:: Items ::
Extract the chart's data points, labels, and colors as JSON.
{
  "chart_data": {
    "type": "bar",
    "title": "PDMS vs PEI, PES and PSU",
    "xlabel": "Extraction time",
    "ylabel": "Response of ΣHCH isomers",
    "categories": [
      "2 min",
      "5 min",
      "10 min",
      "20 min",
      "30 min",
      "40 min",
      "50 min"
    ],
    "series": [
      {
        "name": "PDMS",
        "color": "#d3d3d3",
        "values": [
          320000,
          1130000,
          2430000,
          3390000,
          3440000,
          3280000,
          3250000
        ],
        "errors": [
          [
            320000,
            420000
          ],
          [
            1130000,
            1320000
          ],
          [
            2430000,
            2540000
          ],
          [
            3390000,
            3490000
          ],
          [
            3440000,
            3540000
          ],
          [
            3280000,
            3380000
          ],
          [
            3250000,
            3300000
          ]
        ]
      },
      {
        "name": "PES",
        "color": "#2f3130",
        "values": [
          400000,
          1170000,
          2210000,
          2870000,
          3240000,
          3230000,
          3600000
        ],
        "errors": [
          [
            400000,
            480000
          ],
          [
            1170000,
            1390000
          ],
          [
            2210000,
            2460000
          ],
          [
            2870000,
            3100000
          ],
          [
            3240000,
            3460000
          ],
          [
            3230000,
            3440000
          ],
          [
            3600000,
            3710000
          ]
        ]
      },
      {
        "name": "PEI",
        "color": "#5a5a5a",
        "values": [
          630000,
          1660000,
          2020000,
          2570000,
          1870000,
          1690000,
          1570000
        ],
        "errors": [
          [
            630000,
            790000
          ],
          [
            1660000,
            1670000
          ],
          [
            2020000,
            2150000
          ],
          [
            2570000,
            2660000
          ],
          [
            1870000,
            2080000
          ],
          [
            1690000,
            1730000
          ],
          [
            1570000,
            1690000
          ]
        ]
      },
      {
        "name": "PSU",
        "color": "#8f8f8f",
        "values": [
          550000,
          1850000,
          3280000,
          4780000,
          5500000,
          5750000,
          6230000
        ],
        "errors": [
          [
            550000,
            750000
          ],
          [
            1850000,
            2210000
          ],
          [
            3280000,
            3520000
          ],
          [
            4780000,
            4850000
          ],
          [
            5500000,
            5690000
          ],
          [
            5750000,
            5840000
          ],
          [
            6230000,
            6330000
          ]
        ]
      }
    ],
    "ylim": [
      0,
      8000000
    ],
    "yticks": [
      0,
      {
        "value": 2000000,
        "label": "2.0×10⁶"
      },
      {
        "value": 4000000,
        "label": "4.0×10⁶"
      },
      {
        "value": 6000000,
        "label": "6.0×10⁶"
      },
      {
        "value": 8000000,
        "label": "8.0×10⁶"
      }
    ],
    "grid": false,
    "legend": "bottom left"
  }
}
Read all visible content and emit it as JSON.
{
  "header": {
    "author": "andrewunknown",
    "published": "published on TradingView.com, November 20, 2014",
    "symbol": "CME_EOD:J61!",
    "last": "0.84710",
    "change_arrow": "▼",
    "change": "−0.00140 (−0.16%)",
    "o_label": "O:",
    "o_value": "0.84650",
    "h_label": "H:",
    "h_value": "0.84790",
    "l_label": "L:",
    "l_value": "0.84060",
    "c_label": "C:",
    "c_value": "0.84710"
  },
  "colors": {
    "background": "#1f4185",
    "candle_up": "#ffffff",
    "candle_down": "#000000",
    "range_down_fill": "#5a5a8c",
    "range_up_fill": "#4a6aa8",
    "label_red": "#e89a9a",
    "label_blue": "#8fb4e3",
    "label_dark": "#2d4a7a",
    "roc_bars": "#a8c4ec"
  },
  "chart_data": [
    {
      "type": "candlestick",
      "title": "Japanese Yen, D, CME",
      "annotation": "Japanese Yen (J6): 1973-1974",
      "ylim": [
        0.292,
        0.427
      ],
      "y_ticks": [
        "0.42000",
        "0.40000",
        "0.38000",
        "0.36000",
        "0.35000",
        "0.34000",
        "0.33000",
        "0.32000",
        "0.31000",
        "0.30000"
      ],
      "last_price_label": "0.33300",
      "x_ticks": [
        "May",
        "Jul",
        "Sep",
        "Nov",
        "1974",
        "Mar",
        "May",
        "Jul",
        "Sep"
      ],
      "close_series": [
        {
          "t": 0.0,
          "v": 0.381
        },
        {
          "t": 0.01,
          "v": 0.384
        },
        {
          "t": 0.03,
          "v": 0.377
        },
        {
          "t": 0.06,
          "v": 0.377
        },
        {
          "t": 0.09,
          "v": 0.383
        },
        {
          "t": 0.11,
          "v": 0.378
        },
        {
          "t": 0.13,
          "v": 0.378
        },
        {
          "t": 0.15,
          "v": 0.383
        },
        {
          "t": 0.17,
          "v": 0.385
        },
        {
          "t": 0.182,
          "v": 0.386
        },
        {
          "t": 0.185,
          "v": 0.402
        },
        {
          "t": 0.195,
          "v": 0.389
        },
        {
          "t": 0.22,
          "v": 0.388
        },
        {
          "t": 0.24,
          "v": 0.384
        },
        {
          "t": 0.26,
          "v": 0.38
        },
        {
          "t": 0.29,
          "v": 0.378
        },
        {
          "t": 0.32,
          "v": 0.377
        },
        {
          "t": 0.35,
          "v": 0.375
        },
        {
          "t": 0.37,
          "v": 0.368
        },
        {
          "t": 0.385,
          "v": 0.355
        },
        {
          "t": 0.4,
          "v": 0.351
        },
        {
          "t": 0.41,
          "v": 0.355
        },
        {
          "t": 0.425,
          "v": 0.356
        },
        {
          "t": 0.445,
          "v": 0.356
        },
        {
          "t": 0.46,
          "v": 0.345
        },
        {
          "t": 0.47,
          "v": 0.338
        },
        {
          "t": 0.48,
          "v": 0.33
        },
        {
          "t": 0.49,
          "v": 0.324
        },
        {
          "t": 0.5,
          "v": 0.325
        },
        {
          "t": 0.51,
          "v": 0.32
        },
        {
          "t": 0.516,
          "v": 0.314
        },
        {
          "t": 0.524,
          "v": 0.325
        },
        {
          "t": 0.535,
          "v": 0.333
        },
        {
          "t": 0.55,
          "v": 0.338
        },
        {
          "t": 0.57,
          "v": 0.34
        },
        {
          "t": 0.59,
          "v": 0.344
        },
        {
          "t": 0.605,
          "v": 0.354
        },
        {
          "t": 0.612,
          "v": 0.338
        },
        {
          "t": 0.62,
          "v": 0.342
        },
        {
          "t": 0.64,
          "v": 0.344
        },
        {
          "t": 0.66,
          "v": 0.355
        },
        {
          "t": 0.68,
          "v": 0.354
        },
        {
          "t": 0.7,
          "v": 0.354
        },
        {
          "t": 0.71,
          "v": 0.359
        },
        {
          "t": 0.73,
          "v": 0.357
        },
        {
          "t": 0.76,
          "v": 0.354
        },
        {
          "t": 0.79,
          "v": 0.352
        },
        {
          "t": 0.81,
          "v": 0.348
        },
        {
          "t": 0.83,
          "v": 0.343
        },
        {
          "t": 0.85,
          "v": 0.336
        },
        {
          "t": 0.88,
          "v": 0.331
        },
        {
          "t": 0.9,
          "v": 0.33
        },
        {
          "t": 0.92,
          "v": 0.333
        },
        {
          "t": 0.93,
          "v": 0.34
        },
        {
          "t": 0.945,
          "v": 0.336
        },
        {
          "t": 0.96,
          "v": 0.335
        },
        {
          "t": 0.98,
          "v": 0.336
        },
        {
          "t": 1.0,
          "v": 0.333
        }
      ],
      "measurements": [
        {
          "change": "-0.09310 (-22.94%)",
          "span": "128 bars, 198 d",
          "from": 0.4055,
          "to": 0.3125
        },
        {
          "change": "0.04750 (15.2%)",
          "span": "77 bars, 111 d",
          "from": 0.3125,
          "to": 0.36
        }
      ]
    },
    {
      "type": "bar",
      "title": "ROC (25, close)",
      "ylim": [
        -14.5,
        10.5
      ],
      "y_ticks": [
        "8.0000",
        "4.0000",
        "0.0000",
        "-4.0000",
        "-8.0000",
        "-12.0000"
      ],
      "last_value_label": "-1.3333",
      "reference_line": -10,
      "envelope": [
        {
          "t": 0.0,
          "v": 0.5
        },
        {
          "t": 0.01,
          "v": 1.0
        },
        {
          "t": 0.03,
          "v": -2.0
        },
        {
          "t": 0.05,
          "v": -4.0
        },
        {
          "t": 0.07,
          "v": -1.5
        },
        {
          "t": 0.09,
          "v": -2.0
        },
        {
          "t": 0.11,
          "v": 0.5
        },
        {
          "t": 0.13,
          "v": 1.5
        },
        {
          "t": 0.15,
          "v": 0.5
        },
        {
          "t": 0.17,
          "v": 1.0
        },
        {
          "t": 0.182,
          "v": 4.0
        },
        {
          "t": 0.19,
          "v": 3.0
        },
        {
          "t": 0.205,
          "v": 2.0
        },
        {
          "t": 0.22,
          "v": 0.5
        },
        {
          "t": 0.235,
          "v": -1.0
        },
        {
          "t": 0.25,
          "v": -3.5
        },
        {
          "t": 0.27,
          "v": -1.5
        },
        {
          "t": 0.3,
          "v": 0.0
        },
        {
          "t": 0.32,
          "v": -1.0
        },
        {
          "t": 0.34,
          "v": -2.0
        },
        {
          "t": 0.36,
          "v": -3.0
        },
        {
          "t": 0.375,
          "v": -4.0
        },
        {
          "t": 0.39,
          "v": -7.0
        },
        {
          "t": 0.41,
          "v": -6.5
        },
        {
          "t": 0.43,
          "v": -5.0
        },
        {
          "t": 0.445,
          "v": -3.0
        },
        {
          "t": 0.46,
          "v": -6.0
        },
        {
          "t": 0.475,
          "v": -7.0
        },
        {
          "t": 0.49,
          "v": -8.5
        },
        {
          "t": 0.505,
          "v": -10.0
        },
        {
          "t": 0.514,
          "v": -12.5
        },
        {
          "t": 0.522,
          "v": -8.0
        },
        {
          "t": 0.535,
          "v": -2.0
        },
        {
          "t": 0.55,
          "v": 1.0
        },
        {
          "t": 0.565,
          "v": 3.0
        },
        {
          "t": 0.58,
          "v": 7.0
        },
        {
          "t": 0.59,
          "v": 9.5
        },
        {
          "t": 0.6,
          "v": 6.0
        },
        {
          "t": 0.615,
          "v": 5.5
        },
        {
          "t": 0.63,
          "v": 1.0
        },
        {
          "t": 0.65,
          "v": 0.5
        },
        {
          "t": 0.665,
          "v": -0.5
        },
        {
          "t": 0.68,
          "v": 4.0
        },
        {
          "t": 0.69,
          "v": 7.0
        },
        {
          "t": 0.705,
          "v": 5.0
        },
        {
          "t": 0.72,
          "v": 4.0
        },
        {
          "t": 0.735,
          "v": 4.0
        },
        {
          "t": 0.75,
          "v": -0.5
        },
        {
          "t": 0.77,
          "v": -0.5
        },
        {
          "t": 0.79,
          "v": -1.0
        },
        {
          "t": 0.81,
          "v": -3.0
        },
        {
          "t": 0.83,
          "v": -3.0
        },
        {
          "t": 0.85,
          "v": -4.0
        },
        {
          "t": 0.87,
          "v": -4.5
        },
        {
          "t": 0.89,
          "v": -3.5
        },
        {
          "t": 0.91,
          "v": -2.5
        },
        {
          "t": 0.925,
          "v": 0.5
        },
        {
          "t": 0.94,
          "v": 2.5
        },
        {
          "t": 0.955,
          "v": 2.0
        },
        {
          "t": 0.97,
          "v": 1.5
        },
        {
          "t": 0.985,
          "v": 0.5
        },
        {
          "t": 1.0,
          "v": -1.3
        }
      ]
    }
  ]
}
:::
**Set exercise**
Look through the listing above. Pick out each line with "colors" and copy it.

**Solution to the exercise**
Extract the chart's data points, labels, and colors as JSON.
  "colors": {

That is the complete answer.